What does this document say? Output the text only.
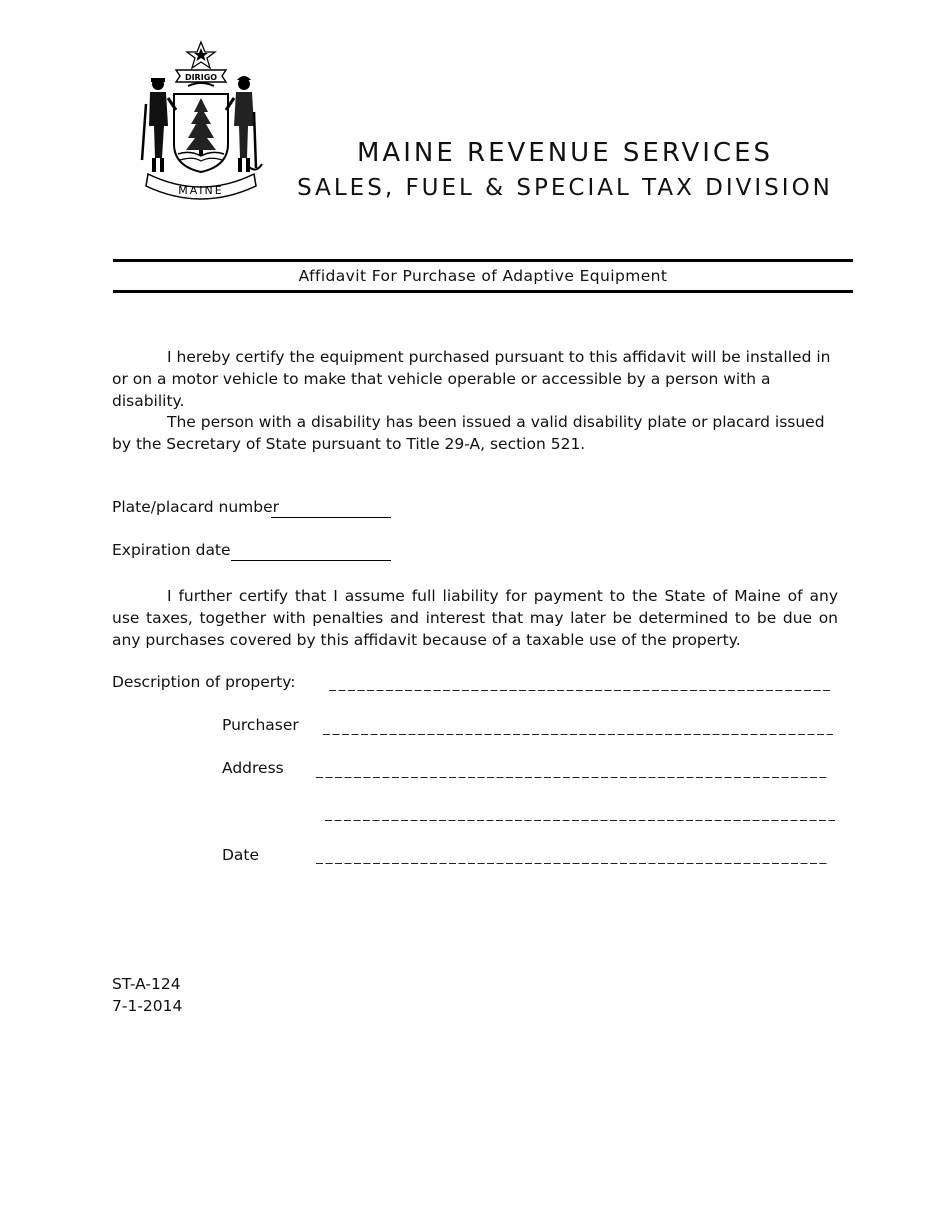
DIRIGO
MAINE
MAINE REVENUE SERVICES
SALES, FUEL & SPECIAL TAX DIVISION
Affidavit For Purchase of Adaptive Equipment

I hereby certify the equipment purchased pursuant to this affidavit will be installed in or on a motor vehicle to make that vehicle operable or accessible by a person with a disability.

The person with a disability has been issued a valid disability plate or placard issued by the Secretary of State pursuant to Title 29-A, section 521.

Plate/placard number
Expiration date

I further certify that I assume full liability for payment to the State of Maine of any use taxes, together with penalties and interest that may later be determined to be due on any purchases covered by this affidavit because of a taxable use of the property.

Description of property:
Purchaser
Address
Date
ST-A-124
7-1-2014
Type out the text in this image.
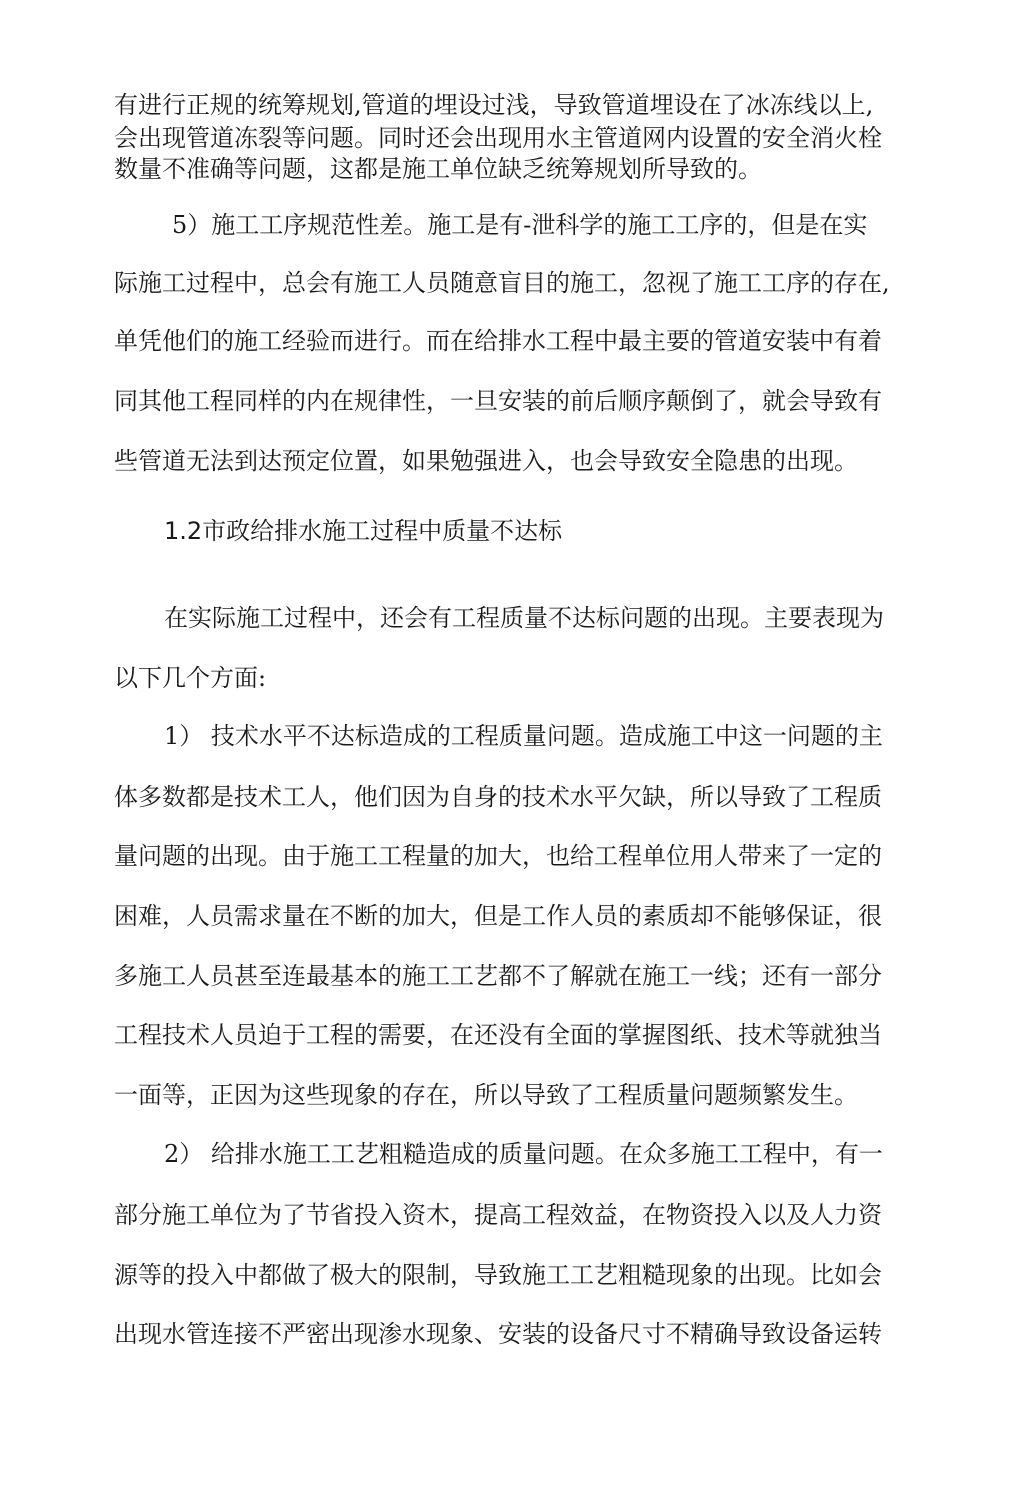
有进行正规的统筹规划,管道的埋设过浅，导致管道埋设在了冰冻线以上,
会出现管道冻裂等问题。同时还会出现用水主管道网内设置的安全消火栓
数量不准确等问题，这都是施工单位缺乏统筹规划所导致的。
5）施工工序规范性差。施工是有-泄科学的施工工序的，但是在实
际施工过程中，总会有施工人员随意盲目的施工，忽视了施工工序的存在,
单凭他们的施工经验而进行。而在给排水工程中最主要的管道安装中有着
同其他工程同样的内在规律性，一旦安装的前后顺序颠倒了，就会导致有
些管道无法到达预定位置，如果勉强进入，也会导致安全隐患的出现。
1.2市政给排水施工过程中质量不达标
在实际施工过程中，还会有工程质量不达标问题的出现。主要表现为
以下几个方面:
1） 技术水平不达标造成的工程质量问题。造成施工中这一问题的主
体多数都是技术工人，他们因为自身的技术水平欠缺，所以导致了工程质
量问题的出现。由于施工工程量的加大，也给工程单位用人带来了一定的
困难，人员需求量在不断的加大，但是工作人员的素质却不能够保证，很
多施工人员甚至连最基本的施工工艺都不了解就在施工一线；还有一部分
工程技术人员迫于工程的需要，在还没有全面的掌握图纸、技术等就独当
一面等，正因为这些现象的存在，所以导致了工程质量问题频繁发生。
2） 给排水施工工艺粗糙造成的质量问题。在众多施工工程中，有一
部分施工单位为了节省投入资木，提高工程效益，在物资投入以及人力资
源等的投入中都做了极大的限制，导致施工工艺粗糙现象的出现。比如会
出现水管连接不严密出现渗水现象、安装的设备尺寸不精确导致设备运转
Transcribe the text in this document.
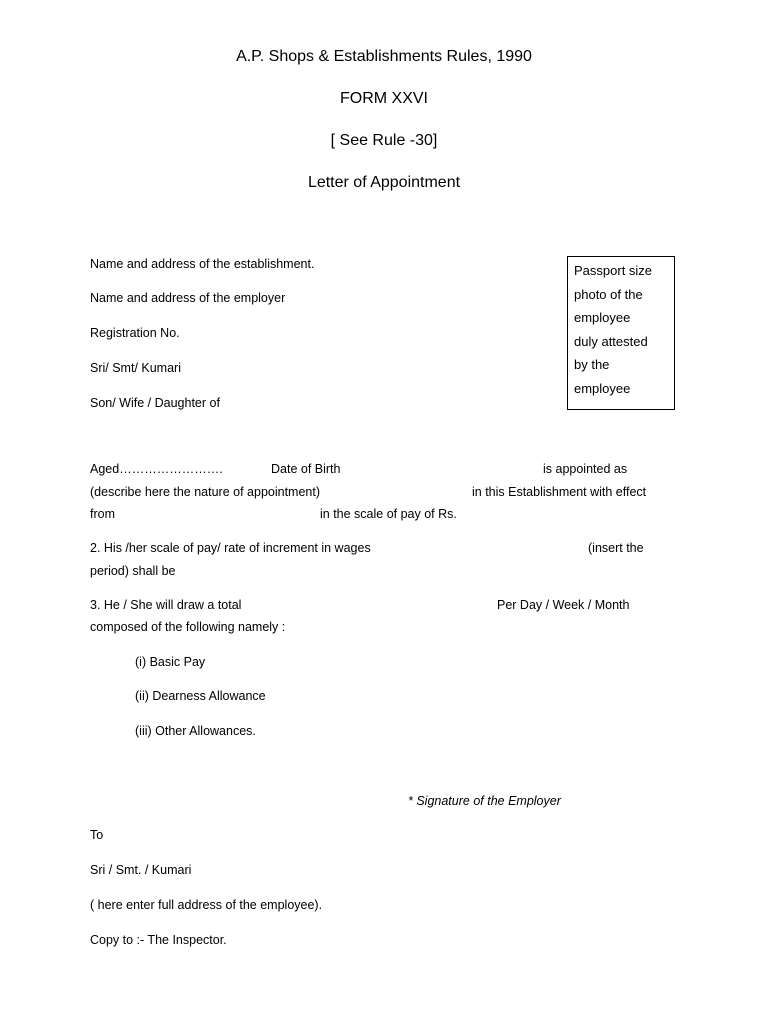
A.P. Shops & Establishments Rules, 1990
FORM XXVI
[ See Rule -30]
Letter of Appointment
Name and address of the establishment.
Name and address of the employer
Registration No.
Sri/ Smt/ Kumari
Son/ Wife / Daughter of
Passport size
photo of the
employee
duly attested
by the
employee
Aged…………………….	Date of Birth	is appointed as
(describe here the nature of appointment)	in this Establishment with effect
from	in the scale of pay of Rs.
2. His /her scale of pay/ rate of increment in wages	(insert the
period) shall be
3. He / She will draw a total	Per Day / Week / Month
composed of the following namely :
(i) Basic Pay
(ii) Dearness Allowance
(iii) Other Allowances.
* Signature of the Employer
To
Sri / Smt. / Kumari
( here enter full address of the employee).
Copy to :- The Inspector.
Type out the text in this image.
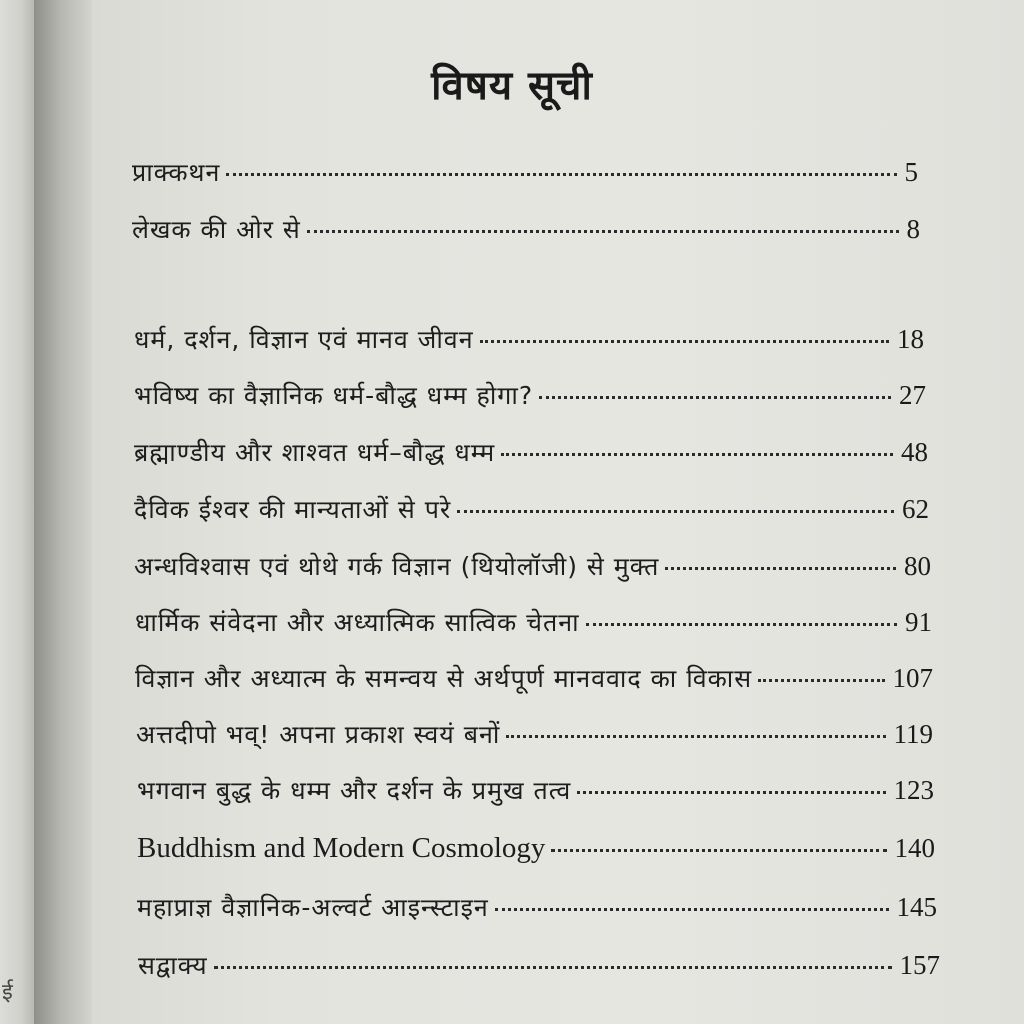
ई
विषय सूची
प्राक्कथन	5
लेखक की ओर से	8
धर्म, दर्शन, विज्ञान एवं मानव जीवन	18
भविष्य का वैज्ञानिक धर्म-बौद्ध धम्म होगा?	27
ब्रह्माण्डीय और शाश्वत धर्म–बौद्ध धम्म	48
दैविक ईश्वर की मान्यताओं से परे	62
अन्धविश्वास एवं थोथे गर्क विज्ञान (थियोलॉजी) से मुक्त	80
धार्मिक संवेदना और अध्यात्मिक सात्विक चेतना	91
विज्ञान और अध्यात्म के समन्वय से अर्थपूर्ण मानववाद का विकास	107
अत्तदीपो भव्! अपना प्रकाश स्वयं बनों	119
भगवान बुद्ध के धम्म और दर्शन के प्रमुख तत्व	123
Buddhism and Modern Cosmology	140
महाप्राज्ञ वैज्ञानिक-अल्वर्ट आइन्स्टाइन	145
सद्वाक्य	157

*STATED PROBLEM*. Omit every picture, then reproduce the rest of the listing exactly.

*THE RESULT*.
What does this document say? Output the text only.
DIRIGO
MAINE
MAINE REVENUE SERVICES
SALES, FUEL & SPECIAL TAX DIVISION
Affidavit For Purchase of Adaptive Equipment

I hereby certify the equipment purchased pursuant to this affidavit will be installed in or on a motor vehicle to make that vehicle operable or accessible by a person with a disability.

The person with a disability has been issued a valid disability plate or placard issued by the Secretary of State pursuant to Title 29-A, section 521.

Plate/placard number
Expiration date

I further certify that I assume full liability for payment to the State of Maine of any use taxes, together with penalties and interest that may later be determined to be due on any purchases covered by this affidavit because of a taxable use of the property.

Description of property:
Purchaser
Address
Date
ST-A-124
7-1-2014
Type out the text in this image.
有进行正规的统筹规划,管道的埋设过浅，导致管道埋设在了冰冻线以上,
会出现管道冻裂等问题。同时还会出现用水主管道网内设置的安全消火栓
数量不准确等问题，这都是施工单位缺乏统筹规划所导致的。
5）施工工序规范性差。施工是有-泄科学的施工工序的，但是在实
际施工过程中，总会有施工人员随意盲目的施工，忽视了施工工序的存在,
单凭他们的施工经验而进行。而在给排水工程中最主要的管道安装中有着
同其他工程同样的内在规律性，一旦安装的前后顺序颠倒了，就会导致有
些管道无法到达预定位置，如果勉强进入，也会导致安全隐患的出现。
1.2市政给排水施工过程中质量不达标
在实际施工过程中，还会有工程质量不达标问题的出现。主要表现为
以下几个方面:
1） 技术水平不达标造成的工程质量问题。造成施工中这一问题的主
体多数都是技术工人，他们因为自身的技术水平欠缺，所以导致了工程质
量问题的出现。由于施工工程量的加大，也给工程单位用人带来了一定的
困难，人员需求量在不断的加大，但是工作人员的素质却不能够保证，很
多施工人员甚至连最基本的施工工艺都不了解就在施工一线；还有一部分
工程技术人员迫于工程的需要，在还没有全面的掌握图纸、技术等就独当
一面等，正因为这些现象的存在，所以导致了工程质量问题频繁发生。
2） 给排水施工工艺粗糙造成的质量问题。在众多施工工程中，有一
部分施工单位为了节省投入资木，提高工程效益，在物资投入以及人力资
源等的投入中都做了极大的限制，导致施工工艺粗糙现象的出现。比如会
出现水管连接不严密出现渗水现象、安装的设备尺寸不精确导致设备运转
Transcribe the text in this document.
A.P. Shops & Establishments Rules, 1990
FORM XXVI
[ See Rule -30]
Letter of Appointment
Name and address of the establishment.
Name and address of the employer
Registration No.
Sri/ Smt/ Kumari
Son/ Wife / Daughter of
Passport size
photo of the
employee
duly attested
by the
employee
Aged…………………….	Date of Birth	is appointed as
(describe here the nature of appointment)	in this Establishment with effect
from	in the scale of pay of Rs.
2. His /her scale of pay/ rate of increment in wages	(insert the
period) shall be
3. He / She will draw a total	Per Day / Week / Month
composed of the following namely :
(i) Basic Pay
(ii) Dearness Allowance
(iii) Other Allowances.
* Signature of the Employer
To
Sri / Smt. / Kumari
( here enter full address of the employee).
Copy to :- The Inspector.
Type out the text in this image.
ई
विषय सूची
प्राक्कथन	5
लेखक की ओर से	8
धर्म, दर्शन, विज्ञान एवं मानव जीवन	18
भविष्य का वैज्ञानिक धर्म-बौद्ध धम्म होगा?	27
ब्रह्माण्डीय और शाश्वत धर्म–बौद्ध धम्म	48
दैविक ईश्वर की मान्यताओं से परे	62
अन्धविश्वास एवं थोथे गर्क विज्ञान (थियोलॉजी) से मुक्त	80
धार्मिक संवेदना और अध्यात्मिक सात्विक चेतना	91
विज्ञान और अध्यात्म के समन्वय से अर्थपूर्ण मानववाद का विकास	107
अत्तदीपो भव्! अपना प्रकाश स्वयं बनों	119
भगवान बुद्ध के धम्म और दर्शन के प्रमुख तत्व	123
Buddhism and Modern Cosmology	140
महाप्राज्ञ वैज्ञानिक-अल्वर्ट आइन्स्टाइन	145
सद्वाक्य	157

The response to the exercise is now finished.